━━ DATA SHOWN
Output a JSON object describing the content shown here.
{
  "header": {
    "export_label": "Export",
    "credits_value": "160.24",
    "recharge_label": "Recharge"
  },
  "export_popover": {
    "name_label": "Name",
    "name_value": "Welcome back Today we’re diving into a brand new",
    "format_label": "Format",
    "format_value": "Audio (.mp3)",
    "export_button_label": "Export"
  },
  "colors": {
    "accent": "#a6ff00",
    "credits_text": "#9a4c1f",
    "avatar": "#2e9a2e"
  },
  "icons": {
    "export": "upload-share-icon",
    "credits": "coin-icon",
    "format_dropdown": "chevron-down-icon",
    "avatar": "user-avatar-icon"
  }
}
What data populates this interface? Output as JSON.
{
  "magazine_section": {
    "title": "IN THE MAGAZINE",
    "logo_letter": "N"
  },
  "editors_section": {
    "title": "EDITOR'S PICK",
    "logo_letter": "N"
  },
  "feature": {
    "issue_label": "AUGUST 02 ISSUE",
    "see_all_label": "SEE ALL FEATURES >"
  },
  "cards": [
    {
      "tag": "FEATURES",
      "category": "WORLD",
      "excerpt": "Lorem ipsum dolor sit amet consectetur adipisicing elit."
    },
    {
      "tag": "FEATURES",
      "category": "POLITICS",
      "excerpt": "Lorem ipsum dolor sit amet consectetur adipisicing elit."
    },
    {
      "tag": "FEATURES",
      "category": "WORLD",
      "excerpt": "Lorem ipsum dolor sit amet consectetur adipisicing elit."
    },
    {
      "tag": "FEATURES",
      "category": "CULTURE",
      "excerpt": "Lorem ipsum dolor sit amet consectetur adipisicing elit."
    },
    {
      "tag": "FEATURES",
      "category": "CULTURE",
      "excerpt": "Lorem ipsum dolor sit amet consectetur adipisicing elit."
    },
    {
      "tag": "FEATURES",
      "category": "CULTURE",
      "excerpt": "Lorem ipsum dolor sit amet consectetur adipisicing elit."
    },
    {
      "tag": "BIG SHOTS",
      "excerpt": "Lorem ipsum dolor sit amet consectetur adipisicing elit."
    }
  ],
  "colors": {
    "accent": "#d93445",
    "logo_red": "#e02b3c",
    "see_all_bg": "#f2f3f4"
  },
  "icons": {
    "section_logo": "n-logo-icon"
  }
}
━━━━
**WHAT IS NEEDED**
Write out the material from the first line to the last, exactly.

**SOLUTION TO THIS TASK**
Output a JSON object describing the content shown here.
{
  "header": {
    "export_label": "Export",
    "credits_value": "160.24",
    "recharge_label": "Recharge"
  },
  "export_popover": {
    "name_label": "Name",
    "name_value": "Welcome back Today we’re diving into a brand new",
    "format_label": "Format",
    "format_value": "Audio (.mp3)",
    "export_button_label": "Export"
  },
  "colors": {
    "accent": "#a6ff00",
    "credits_text": "#9a4c1f",
    "avatar": "#2e9a2e"
  },
  "icons": {
    "export": "upload-share-icon",
    "credits": "coin-icon",
    "format_dropdown": "chevron-down-icon",
    "avatar": "user-avatar-icon"
  }
}
What data populates this interface? Output as JSON.
{
  "magazine_section": {
    "title": "IN THE MAGAZINE",
    "logo_letter": "N"
  },
  "editors_section": {
    "title": "EDITOR'S PICK",
    "logo_letter": "N"
  },
  "feature": {
    "issue_label": "AUGUST 02 ISSUE",
    "see_all_label": "SEE ALL FEATURES >"
  },
  "cards": [
    {
      "tag": "FEATURES",
      "category": "WORLD",
      "excerpt": "Lorem ipsum dolor sit amet consectetur adipisicing elit."
    },
    {
      "tag": "FEATURES",
      "category": "POLITICS",
      "excerpt": "Lorem ipsum dolor sit amet consectetur adipisicing elit."
    },
    {
      "tag": "FEATURES",
      "category": "WORLD",
      "excerpt": "Lorem ipsum dolor sit amet consectetur adipisicing elit."
    },
    {
      "tag": "FEATURES",
      "category": "CULTURE",
      "excerpt": "Lorem ipsum dolor sit amet consectetur adipisicing elit."
    },
    {
      "tag": "FEATURES",
      "category": "CULTURE",
      "excerpt": "Lorem ipsum dolor sit amet consectetur adipisicing elit."
    },
    {
      "tag": "FEATURES",
      "category": "CULTURE",
      "excerpt": "Lorem ipsum dolor sit amet consectetur adipisicing elit."
    },
    {
      "tag": "BIG SHOTS",
      "excerpt": "Lorem ipsum dolor sit amet consectetur adipisicing elit."
    }
  ],
  "colors": {
    "accent": "#d93445",
    "logo_red": "#e02b3c",
    "see_all_bg": "#f2f3f4"
  },
  "icons": {
    "section_logo": "n-logo-icon"
  }
}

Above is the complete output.